====== Data excerpts
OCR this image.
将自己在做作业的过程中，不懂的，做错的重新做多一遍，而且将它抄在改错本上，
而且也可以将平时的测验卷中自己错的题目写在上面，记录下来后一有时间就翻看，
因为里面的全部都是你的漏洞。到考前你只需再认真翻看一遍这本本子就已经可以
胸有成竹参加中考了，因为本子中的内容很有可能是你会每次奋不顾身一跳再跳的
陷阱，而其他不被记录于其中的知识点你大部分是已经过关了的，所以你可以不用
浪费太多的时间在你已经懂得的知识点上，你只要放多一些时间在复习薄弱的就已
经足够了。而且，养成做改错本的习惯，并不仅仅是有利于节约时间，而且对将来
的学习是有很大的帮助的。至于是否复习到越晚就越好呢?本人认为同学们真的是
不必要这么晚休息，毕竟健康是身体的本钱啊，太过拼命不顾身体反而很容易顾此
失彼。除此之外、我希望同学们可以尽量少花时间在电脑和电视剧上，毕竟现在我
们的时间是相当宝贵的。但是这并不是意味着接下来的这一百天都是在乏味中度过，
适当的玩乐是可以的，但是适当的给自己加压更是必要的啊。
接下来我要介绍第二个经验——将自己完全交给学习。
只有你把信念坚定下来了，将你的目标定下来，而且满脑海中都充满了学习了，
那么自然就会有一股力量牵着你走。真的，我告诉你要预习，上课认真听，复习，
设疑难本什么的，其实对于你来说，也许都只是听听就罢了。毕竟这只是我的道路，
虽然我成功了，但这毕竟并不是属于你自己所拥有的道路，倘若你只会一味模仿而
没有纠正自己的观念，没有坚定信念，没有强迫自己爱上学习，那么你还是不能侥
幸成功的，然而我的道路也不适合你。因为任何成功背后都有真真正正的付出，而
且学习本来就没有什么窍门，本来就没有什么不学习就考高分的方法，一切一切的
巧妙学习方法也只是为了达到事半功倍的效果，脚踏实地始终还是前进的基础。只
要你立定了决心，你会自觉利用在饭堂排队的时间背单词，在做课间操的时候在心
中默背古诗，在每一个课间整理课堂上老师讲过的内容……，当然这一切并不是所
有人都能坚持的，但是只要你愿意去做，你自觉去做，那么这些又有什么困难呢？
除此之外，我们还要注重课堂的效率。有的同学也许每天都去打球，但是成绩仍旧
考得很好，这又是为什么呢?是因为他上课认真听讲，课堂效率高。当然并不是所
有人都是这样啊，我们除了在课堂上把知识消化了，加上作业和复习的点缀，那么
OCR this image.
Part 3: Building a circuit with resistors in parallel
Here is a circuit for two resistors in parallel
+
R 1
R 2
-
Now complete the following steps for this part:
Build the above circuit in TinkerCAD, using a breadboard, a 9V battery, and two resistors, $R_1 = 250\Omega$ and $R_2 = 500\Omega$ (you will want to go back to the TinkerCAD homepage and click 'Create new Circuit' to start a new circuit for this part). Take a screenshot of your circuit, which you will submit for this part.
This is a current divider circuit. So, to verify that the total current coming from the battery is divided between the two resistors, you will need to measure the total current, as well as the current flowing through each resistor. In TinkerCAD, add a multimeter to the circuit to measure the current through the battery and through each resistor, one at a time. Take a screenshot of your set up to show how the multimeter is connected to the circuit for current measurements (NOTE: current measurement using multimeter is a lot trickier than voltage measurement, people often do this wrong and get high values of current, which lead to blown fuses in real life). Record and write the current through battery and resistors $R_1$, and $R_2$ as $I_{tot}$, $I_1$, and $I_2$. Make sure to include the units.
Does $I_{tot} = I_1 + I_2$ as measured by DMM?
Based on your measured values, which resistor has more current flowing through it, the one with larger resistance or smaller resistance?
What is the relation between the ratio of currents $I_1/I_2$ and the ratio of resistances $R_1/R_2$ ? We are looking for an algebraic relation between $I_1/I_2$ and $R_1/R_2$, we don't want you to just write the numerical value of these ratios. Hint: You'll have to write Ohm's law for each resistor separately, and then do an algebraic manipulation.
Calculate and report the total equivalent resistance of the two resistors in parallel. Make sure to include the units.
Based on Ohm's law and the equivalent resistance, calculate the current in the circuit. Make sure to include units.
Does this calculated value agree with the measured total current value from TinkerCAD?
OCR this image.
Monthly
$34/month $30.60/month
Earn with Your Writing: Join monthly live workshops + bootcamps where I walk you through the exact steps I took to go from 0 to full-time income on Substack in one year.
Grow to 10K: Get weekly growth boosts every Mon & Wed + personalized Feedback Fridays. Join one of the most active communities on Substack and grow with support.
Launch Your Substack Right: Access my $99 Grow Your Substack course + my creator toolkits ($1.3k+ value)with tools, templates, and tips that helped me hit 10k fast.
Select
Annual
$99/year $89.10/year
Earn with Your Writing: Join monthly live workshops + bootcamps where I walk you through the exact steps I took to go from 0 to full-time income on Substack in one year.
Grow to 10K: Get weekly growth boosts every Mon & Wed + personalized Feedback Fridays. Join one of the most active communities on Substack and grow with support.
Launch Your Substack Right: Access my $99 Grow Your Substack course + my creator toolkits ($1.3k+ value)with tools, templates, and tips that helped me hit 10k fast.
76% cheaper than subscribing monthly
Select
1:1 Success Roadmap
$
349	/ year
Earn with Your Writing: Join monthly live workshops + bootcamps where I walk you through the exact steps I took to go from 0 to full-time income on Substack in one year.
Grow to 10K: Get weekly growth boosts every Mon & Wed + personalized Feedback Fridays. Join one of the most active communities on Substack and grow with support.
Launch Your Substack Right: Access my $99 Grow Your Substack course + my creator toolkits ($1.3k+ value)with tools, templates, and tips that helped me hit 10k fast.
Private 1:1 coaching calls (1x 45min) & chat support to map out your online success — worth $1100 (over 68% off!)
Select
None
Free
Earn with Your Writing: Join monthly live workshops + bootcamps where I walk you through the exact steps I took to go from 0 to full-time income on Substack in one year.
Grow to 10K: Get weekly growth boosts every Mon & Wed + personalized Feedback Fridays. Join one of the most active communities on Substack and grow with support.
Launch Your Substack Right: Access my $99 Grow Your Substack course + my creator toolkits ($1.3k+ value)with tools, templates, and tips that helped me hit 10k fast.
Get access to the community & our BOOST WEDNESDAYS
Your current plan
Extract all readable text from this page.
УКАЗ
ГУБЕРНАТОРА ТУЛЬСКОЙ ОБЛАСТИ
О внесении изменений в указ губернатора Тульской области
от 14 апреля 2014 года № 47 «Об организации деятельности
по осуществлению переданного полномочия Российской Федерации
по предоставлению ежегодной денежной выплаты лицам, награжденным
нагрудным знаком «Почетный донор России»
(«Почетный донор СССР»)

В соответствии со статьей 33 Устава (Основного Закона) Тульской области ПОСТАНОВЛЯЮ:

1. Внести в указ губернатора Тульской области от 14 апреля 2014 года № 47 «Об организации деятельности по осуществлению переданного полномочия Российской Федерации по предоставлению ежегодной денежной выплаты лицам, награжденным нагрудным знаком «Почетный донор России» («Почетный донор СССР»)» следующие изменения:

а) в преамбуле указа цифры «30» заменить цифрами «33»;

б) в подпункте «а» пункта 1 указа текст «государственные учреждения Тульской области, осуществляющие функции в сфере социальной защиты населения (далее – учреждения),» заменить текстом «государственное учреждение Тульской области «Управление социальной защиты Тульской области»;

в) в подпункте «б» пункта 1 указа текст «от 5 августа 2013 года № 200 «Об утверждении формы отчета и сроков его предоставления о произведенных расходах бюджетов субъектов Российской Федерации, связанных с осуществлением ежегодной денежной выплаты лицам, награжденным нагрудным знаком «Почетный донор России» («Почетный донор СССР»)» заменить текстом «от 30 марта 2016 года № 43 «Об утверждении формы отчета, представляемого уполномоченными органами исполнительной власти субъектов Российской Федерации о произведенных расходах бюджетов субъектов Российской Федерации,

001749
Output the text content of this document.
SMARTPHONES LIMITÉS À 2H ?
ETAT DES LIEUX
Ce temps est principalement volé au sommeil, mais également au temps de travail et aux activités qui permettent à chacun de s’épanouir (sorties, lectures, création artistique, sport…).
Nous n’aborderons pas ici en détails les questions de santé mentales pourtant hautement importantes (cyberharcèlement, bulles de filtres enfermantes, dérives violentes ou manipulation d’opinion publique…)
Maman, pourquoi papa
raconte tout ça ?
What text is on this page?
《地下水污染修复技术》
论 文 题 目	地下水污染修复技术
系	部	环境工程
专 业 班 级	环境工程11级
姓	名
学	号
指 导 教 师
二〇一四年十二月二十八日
============
## Directions
From the entries, report each line that includes the word "предоставлению".

## The reply
по предоставлению ежегодной денежной выплаты лицам, награжденным
1. Внести в указ губернатора Тульской области от 14 апреля 2014 года № 47 «Об организации деятельности по осуществлению переданного полномочия Российской Федерации по предоставлению ежегодной денежной выплаты лицам, награжденным нагрудным знаком «Почетный донор России» («Почетный донор СССР»)» следующие изменения:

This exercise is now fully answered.